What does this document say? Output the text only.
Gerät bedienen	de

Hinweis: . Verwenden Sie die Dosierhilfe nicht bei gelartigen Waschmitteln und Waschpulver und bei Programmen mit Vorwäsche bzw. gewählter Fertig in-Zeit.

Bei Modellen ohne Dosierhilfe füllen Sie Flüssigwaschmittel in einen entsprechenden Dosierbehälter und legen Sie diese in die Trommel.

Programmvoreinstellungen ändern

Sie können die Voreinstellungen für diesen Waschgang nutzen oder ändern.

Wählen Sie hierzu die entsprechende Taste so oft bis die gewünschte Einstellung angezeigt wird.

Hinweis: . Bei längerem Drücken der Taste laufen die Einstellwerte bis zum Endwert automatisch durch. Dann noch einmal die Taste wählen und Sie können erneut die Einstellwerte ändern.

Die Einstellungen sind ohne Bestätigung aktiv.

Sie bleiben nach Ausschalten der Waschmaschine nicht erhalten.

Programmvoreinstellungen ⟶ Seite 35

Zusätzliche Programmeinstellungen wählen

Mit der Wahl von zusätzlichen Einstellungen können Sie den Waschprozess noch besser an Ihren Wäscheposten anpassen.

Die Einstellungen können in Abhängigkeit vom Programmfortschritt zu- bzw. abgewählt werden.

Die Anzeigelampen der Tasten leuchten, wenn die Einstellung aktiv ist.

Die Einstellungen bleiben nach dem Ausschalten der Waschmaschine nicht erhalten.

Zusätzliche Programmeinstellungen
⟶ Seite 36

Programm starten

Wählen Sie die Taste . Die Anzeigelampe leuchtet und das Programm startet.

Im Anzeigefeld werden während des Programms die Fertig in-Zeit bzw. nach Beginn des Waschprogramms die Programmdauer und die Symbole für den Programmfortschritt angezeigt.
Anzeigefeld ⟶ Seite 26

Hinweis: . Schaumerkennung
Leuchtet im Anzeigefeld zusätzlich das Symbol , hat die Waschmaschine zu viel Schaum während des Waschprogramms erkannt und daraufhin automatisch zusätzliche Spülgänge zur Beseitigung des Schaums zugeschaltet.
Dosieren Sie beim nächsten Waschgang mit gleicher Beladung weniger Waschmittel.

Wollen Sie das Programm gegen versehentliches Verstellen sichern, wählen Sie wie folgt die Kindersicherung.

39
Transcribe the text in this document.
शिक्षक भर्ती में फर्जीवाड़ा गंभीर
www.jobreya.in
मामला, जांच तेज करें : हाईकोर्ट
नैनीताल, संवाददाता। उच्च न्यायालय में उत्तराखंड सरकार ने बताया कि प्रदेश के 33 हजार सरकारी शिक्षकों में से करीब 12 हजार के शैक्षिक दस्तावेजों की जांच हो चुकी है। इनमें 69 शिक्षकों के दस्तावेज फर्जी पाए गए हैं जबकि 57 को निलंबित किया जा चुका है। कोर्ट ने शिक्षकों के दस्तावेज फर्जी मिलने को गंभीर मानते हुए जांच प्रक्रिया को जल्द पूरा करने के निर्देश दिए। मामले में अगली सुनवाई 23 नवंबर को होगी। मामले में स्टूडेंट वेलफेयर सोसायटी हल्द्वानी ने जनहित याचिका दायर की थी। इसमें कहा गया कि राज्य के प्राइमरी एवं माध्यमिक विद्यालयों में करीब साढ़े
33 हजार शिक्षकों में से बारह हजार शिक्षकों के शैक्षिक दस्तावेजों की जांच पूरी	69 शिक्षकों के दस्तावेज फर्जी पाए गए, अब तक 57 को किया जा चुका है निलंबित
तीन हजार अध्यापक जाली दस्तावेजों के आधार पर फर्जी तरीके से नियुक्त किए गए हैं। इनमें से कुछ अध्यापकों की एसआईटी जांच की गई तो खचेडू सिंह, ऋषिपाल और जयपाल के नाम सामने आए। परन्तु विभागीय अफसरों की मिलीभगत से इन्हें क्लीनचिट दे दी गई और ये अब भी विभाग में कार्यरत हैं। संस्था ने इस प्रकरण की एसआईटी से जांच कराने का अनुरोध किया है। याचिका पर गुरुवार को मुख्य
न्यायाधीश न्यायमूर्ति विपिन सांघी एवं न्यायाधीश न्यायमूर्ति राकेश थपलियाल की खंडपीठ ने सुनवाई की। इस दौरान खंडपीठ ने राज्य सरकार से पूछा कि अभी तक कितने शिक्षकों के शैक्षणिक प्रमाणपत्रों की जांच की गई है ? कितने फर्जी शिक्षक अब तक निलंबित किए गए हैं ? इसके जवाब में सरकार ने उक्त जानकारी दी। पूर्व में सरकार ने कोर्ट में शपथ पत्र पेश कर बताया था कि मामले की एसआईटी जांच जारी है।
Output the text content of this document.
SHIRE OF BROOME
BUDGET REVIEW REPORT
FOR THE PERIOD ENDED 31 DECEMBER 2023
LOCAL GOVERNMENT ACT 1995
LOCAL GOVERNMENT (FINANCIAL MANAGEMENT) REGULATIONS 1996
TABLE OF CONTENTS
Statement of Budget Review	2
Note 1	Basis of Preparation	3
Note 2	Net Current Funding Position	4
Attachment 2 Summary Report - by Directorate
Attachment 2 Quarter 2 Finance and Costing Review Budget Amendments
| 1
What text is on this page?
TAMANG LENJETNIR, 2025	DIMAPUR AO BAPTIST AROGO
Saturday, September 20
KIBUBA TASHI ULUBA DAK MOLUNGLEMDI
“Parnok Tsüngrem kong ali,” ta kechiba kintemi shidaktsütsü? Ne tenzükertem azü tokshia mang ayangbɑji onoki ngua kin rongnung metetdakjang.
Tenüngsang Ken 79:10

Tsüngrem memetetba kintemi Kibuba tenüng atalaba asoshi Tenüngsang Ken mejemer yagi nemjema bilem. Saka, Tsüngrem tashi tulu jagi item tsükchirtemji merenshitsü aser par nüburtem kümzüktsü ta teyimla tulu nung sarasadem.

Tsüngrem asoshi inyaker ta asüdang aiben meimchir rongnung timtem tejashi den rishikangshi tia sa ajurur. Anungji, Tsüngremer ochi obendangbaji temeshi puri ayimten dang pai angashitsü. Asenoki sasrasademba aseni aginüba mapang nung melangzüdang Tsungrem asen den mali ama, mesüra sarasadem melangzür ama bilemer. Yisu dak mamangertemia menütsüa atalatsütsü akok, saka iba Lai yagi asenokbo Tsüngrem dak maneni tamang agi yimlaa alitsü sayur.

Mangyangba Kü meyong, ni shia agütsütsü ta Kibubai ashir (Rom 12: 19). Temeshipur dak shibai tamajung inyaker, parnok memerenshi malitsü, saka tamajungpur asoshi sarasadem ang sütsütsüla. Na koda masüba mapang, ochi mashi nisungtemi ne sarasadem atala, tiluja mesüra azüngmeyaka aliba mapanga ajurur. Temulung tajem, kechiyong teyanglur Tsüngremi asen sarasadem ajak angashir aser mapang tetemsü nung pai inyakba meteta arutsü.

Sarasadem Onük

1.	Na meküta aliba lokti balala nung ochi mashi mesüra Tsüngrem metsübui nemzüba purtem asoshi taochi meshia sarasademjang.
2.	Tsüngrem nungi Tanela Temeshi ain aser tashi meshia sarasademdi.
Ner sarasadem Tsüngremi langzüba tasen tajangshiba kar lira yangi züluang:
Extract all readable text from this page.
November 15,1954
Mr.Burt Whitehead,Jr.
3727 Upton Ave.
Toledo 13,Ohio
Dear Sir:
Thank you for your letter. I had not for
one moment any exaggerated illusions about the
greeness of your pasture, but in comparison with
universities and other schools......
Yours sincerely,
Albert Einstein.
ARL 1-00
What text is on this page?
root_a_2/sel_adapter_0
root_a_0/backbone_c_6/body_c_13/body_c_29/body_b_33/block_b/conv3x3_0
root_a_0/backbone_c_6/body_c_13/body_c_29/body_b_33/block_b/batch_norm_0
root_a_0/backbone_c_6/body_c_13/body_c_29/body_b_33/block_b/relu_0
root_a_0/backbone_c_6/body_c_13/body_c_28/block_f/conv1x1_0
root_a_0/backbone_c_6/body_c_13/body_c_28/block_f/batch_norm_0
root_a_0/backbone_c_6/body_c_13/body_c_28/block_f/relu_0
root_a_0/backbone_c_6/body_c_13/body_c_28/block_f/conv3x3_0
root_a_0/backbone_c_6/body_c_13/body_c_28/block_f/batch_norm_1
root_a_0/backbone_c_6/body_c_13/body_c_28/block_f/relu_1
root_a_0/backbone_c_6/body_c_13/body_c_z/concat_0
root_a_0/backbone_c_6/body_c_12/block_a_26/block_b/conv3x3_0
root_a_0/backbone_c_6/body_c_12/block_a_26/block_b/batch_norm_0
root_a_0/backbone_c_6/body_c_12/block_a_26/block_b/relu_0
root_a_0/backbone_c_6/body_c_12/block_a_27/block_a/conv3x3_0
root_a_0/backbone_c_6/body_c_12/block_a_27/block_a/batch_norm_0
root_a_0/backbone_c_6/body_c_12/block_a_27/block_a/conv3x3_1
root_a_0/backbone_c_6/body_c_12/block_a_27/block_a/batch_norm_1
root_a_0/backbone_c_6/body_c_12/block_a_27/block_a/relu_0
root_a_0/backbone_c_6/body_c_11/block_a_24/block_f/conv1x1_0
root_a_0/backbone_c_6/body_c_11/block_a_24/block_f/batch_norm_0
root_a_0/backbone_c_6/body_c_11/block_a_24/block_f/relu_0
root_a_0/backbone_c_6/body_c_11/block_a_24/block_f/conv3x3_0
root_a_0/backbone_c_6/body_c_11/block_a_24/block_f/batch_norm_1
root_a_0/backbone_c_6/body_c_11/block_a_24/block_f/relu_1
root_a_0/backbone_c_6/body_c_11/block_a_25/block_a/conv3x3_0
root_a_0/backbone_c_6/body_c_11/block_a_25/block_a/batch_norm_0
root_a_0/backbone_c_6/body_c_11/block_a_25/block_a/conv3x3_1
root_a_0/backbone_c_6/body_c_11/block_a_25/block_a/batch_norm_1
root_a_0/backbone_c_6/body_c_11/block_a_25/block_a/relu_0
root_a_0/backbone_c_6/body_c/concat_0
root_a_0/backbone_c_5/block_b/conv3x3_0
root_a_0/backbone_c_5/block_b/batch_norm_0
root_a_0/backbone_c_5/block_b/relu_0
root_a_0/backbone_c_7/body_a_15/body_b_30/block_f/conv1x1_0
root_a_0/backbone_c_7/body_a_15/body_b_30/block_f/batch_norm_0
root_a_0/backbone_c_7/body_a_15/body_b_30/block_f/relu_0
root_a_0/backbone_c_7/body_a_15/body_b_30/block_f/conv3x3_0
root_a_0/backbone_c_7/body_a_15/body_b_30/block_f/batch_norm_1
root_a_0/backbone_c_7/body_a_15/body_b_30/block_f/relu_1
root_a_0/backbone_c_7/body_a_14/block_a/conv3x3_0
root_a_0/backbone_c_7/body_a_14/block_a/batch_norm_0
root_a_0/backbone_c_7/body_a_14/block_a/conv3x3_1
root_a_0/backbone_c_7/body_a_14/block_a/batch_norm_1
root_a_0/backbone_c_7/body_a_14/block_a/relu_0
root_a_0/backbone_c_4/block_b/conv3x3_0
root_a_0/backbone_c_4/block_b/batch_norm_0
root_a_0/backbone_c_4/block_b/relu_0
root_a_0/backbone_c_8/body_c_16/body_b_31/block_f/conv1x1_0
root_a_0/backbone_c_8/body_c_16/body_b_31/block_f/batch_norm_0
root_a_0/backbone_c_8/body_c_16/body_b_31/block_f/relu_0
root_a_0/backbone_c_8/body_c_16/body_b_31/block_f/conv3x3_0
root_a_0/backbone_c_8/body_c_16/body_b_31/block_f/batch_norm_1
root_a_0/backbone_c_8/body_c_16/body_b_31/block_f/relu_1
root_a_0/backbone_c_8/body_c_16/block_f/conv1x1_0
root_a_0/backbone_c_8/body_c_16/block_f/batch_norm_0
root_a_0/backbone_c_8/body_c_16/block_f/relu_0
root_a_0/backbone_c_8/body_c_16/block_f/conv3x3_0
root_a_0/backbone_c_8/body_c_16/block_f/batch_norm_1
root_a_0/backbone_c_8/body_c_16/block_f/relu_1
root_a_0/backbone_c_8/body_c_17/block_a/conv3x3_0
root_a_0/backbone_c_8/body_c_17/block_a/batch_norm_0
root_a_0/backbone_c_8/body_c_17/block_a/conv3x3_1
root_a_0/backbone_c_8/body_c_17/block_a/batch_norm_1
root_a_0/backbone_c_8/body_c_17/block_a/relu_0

Aim of the task> From the data, list each line in which the string "Waschprogramms" appears.

Answer>
Im Anzeigefeld werden während des Programms die Fertig in-Zeit bzw. nach Beginn des Waschprogramms die Programmdauer und die Symbole für den Programmfortschritt angezeigt.
Leuchtet im Anzeigefeld zusätzlich das Symbol , hat die Waschmaschine zu viel Schaum während des Waschprogramms erkannt und daraufhin automatisch zusätzliche Spülgänge zur Beseitigung des Schaums zugeschaltet.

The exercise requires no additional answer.